### TASK DETAILS
Collect from the data below each line with "this".

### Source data
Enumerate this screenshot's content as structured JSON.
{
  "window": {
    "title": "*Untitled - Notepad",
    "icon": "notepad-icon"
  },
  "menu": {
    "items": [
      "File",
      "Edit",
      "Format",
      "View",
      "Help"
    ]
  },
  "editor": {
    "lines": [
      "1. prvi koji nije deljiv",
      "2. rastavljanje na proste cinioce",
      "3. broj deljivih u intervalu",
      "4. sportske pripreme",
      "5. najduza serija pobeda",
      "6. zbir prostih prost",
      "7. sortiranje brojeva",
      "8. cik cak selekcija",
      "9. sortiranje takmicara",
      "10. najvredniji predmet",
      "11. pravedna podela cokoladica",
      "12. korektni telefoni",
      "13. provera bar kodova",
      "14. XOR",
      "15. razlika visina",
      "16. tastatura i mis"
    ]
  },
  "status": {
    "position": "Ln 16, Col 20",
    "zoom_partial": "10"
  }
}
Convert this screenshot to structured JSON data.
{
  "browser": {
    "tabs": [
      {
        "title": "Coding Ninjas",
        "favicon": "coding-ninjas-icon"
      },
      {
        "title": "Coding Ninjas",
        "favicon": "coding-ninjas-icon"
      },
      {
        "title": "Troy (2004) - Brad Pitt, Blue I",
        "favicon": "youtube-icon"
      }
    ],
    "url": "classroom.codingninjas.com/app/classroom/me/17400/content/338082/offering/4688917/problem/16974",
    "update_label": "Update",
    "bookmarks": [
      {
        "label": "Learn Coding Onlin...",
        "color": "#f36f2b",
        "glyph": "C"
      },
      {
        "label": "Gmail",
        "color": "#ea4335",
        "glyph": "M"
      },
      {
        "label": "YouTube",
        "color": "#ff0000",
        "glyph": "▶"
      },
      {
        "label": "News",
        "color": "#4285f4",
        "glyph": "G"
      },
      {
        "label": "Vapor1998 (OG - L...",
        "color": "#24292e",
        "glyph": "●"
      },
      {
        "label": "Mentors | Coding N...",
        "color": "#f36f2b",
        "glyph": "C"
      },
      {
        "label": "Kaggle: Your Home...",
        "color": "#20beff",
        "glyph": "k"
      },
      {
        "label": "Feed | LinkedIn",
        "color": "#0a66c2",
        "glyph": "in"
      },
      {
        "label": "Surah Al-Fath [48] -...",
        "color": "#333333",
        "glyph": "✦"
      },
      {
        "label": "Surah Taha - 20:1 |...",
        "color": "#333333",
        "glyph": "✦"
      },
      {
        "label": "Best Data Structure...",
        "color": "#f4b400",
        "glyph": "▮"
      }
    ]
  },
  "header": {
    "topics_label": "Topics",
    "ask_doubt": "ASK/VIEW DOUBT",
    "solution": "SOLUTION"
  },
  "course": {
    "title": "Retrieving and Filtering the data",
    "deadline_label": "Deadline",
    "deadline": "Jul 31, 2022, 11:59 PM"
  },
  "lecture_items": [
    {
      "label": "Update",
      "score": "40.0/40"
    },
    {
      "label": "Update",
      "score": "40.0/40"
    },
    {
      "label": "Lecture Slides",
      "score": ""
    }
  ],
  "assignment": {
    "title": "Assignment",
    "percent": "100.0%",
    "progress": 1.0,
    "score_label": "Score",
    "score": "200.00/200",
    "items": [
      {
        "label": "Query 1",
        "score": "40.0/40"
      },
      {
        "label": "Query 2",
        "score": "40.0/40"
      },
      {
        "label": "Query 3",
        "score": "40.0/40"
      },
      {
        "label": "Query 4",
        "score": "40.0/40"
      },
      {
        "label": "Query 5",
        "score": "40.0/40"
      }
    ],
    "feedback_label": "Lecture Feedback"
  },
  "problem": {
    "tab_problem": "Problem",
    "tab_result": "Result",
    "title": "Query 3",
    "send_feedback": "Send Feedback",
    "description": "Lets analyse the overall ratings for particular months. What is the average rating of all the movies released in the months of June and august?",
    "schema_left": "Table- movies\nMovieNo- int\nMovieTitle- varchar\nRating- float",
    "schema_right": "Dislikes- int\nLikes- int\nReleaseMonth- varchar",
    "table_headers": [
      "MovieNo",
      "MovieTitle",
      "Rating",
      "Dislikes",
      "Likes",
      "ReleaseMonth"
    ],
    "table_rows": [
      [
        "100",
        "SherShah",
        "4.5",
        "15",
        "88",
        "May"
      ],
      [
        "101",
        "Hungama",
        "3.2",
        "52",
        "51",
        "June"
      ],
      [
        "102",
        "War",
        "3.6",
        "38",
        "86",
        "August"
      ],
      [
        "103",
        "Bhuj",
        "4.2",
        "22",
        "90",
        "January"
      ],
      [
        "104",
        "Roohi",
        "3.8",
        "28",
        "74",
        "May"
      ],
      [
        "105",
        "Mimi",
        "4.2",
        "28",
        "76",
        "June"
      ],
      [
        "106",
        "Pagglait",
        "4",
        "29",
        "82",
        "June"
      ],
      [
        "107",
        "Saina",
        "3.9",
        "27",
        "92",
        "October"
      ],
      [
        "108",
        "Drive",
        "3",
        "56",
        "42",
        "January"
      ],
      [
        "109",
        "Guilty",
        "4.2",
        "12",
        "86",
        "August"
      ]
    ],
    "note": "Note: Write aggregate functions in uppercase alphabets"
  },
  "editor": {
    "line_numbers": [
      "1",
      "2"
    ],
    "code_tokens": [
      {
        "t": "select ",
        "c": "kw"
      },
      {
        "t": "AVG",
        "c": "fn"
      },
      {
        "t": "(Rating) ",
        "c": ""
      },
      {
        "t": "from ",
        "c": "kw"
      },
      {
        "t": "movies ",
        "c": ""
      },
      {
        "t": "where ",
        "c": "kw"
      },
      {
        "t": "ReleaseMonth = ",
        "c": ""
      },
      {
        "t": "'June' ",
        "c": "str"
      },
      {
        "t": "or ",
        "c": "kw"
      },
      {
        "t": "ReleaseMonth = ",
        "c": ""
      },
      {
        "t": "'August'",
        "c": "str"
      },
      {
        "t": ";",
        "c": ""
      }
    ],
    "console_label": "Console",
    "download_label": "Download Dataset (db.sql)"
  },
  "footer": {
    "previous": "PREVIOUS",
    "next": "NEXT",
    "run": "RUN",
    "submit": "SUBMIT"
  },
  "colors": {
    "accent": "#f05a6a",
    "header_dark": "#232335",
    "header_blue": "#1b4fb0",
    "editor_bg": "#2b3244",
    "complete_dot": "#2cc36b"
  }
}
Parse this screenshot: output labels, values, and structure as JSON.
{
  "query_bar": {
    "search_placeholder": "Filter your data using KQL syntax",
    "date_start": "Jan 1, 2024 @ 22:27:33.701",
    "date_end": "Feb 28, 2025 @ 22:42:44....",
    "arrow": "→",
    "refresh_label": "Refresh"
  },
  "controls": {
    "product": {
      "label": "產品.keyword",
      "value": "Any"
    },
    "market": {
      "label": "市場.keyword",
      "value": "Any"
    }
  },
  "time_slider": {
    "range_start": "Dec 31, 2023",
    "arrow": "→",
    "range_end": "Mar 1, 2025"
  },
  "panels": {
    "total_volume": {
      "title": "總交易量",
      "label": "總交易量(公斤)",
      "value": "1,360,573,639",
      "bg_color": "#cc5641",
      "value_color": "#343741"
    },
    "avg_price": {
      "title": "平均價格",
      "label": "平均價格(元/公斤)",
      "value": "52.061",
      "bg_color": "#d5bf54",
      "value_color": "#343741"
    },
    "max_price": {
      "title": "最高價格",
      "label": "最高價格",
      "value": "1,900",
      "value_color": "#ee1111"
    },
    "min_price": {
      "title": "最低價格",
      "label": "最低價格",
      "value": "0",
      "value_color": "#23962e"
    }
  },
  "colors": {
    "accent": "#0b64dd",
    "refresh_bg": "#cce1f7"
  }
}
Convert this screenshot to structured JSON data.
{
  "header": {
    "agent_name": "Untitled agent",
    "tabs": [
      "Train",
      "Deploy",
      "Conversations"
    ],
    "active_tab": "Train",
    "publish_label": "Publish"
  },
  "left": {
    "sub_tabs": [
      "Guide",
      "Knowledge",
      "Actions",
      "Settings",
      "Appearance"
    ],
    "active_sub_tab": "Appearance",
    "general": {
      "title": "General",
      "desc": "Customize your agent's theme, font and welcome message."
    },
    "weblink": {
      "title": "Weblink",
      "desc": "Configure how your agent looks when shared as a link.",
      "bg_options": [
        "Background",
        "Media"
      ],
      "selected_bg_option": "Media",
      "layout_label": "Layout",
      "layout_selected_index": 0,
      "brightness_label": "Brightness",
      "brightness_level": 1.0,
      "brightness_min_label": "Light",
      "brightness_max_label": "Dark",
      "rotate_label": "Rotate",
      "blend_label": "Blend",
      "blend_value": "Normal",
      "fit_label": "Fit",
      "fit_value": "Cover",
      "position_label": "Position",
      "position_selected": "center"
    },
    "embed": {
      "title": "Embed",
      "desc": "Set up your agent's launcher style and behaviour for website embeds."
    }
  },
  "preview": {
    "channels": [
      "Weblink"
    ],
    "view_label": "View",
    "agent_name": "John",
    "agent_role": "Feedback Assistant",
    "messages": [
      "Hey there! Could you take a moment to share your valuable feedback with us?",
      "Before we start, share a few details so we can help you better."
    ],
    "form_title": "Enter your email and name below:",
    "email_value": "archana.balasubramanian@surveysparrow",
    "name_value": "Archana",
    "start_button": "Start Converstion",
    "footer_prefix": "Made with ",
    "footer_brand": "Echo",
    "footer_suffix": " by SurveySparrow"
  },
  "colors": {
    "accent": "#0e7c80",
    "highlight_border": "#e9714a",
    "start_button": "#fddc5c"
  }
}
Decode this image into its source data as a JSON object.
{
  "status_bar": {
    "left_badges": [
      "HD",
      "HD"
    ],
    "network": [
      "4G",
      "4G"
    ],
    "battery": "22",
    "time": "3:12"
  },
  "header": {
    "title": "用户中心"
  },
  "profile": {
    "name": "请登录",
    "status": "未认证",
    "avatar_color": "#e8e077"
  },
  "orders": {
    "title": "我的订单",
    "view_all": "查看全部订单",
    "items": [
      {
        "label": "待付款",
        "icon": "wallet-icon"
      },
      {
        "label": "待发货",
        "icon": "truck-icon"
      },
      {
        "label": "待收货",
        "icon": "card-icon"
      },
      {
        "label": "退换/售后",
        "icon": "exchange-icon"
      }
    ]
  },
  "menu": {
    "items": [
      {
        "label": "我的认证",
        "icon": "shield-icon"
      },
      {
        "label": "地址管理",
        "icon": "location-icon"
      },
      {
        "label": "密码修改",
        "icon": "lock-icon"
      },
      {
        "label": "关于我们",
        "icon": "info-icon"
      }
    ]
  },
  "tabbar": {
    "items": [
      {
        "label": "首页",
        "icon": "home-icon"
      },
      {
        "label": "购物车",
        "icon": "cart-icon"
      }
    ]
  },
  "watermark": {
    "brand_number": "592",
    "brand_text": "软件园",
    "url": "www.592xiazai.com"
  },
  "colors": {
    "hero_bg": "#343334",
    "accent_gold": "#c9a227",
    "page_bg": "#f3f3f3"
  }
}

### CORRECT ANSWER
Enumerate this screenshot's content as structured JSON.
Convert this screenshot to structured JSON data.
Parse this screenshot: output labels, values, and structure as JSON.
Convert this screenshot to structured JSON data.
Decode this image into its source data as a JSON object.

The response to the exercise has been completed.